Stored items:
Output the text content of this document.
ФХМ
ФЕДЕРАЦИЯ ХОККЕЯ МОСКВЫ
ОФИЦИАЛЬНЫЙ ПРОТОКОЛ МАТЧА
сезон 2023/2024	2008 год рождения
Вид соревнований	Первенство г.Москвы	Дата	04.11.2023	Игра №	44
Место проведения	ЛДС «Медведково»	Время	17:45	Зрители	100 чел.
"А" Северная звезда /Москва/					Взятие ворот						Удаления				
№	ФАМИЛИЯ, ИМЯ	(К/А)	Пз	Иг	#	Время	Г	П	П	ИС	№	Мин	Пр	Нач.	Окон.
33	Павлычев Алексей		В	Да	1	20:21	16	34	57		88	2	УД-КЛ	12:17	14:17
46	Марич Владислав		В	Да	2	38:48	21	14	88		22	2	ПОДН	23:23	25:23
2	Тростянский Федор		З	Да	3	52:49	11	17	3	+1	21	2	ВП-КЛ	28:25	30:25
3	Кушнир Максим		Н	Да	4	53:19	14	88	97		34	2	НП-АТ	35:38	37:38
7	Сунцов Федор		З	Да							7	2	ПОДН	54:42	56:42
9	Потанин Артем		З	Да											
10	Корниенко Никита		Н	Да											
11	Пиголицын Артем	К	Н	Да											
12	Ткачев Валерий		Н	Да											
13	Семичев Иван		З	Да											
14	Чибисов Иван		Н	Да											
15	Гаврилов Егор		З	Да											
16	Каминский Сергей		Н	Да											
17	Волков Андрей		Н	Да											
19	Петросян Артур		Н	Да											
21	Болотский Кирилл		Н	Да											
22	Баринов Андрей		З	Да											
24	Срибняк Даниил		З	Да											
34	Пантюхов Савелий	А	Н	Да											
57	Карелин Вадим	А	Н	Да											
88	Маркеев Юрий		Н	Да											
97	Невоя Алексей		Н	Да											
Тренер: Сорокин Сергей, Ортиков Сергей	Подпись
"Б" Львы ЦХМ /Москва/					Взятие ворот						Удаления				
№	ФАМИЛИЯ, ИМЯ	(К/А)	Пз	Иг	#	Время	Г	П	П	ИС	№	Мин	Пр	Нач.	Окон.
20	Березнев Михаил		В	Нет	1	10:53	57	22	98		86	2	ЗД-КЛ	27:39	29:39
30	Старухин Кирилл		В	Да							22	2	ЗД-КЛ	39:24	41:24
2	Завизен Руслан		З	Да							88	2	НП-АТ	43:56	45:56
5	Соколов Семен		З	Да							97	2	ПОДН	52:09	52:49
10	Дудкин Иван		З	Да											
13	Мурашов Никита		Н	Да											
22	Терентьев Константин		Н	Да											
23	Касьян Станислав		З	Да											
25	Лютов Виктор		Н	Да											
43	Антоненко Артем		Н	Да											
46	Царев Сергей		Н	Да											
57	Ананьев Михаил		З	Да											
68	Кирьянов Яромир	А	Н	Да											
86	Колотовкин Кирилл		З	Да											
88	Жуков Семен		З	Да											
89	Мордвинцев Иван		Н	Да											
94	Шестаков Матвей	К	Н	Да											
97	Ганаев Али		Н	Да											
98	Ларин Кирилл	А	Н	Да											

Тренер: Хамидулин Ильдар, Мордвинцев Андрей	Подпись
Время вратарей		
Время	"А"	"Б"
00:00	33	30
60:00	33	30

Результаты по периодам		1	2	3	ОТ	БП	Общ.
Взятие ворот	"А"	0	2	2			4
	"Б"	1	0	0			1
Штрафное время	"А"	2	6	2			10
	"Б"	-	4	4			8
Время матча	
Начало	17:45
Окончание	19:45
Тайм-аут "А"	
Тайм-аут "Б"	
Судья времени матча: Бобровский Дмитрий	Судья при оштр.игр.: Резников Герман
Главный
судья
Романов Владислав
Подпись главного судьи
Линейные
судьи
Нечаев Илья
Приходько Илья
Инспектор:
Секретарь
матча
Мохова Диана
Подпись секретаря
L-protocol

* **Task**
Extract every entry above as it appears.

* **Final result**
Output the text content of this document.
ФХМ
ФЕДЕРАЦИЯ ХОККЕЯ МОСКВЫ
ОФИЦИАЛЬНЫЙ ПРОТОКОЛ МАТЧА
сезон 2023/2024	2008 год рождения
Вид соревнований	Первенство г.Москвы	Дата	04.11.2023	Игра №	44
Место проведения	ЛДС «Медведково»	Время	17:45	Зрители	100 чел.
"А" Северная звезда /Москва/					Взятие ворот						Удаления				
№	ФАМИЛИЯ, ИМЯ	(К/А)	Пз	Иг	#	Время	Г	П	П	ИС	№	Мин	Пр	Нач.	Окон.
33	Павлычев Алексей		В	Да	1	20:21	16	34	57		88	2	УД-КЛ	12:17	14:17
46	Марич Владислав		В	Да	2	38:48	21	14	88		22	2	ПОДН	23:23	25:23
2	Тростянский Федор		З	Да	3	52:49	11	17	3	+1	21	2	ВП-КЛ	28:25	30:25
3	Кушнир Максим		Н	Да	4	53:19	14	88	97		34	2	НП-АТ	35:38	37:38
7	Сунцов Федор		З	Да							7	2	ПОДН	54:42	56:42
9	Потанин Артем		З	Да											
10	Корниенко Никита		Н	Да											
11	Пиголицын Артем	К	Н	Да											
12	Ткачев Валерий		Н	Да											
13	Семичев Иван		З	Да											
14	Чибисов Иван		Н	Да											
15	Гаврилов Егор		З	Да											
16	Каминский Сергей		Н	Да											
17	Волков Андрей		Н	Да											
19	Петросян Артур		Н	Да											
21	Болотский Кирилл		Н	Да											
22	Баринов Андрей		З	Да											
24	Срибняк Даниил		З	Да											
34	Пантюхов Савелий	А	Н	Да											
57	Карелин Вадим	А	Н	Да											
88	Маркеев Юрий		Н	Да											
97	Невоя Алексей		Н	Да											
Тренер: Сорокин Сергей, Ортиков Сергей	Подпись
"Б" Львы ЦХМ /Москва/					Взятие ворот						Удаления				
№	ФАМИЛИЯ, ИМЯ	(К/А)	Пз	Иг	#	Время	Г	П	П	ИС	№	Мин	Пр	Нач.	Окон.
20	Березнев Михаил		В	Нет	1	10:53	57	22	98		86	2	ЗД-КЛ	27:39	29:39
30	Старухин Кирилл		В	Да							22	2	ЗД-КЛ	39:24	41:24
2	Завизен Руслан		З	Да							88	2	НП-АТ	43:56	45:56
5	Соколов Семен		З	Да							97	2	ПОДН	52:09	52:49
10	Дудкин Иван		З	Да											
13	Мурашов Никита		Н	Да											
22	Терентьев Константин		Н	Да											
23	Касьян Станислав		З	Да											
25	Лютов Виктор		Н	Да											
43	Антоненко Артем		Н	Да											
46	Царев Сергей		Н	Да											
57	Ананьев Михаил		З	Да											
68	Кирьянов Яромир	А	Н	Да											
86	Колотовкин Кирилл		З	Да											
88	Жуков Семен		З	Да											
89	Мордвинцев Иван		Н	Да											
94	Шестаков Матвей	К	Н	Да											
97	Ганаев Али		Н	Да											
98	Ларин Кирилл	А	Н	Да											

Тренер: Хамидулин Ильдар, Мордвинцев Андрей	Подпись
Время вратарей		
Время	"А"	"Б"
00:00	33	30
60:00	33	30

Результаты по периодам		1	2	3	ОТ	БП	Общ.
Взятие ворот	"А"	0	2	2			4
	"Б"	1	0	0			1
Штрафное время	"А"	2	6	2			10
	"Б"	-	4	4			8
Время матча	
Начало	17:45
Окончание	19:45
Тайм-аут "А"	
Тайм-аут "Б"	
Судья времени матча: Бобровский Дмитрий	Судья при оштр.игр.: Резников Герман
Главный
судья
Романов Владислав
Подпись главного судьи
Линейные
судьи
Нечаев Илья
Приходько Илья
Инспектор:
Секретарь
матча
Мохова Диана
Подпись секретаря
L-protocol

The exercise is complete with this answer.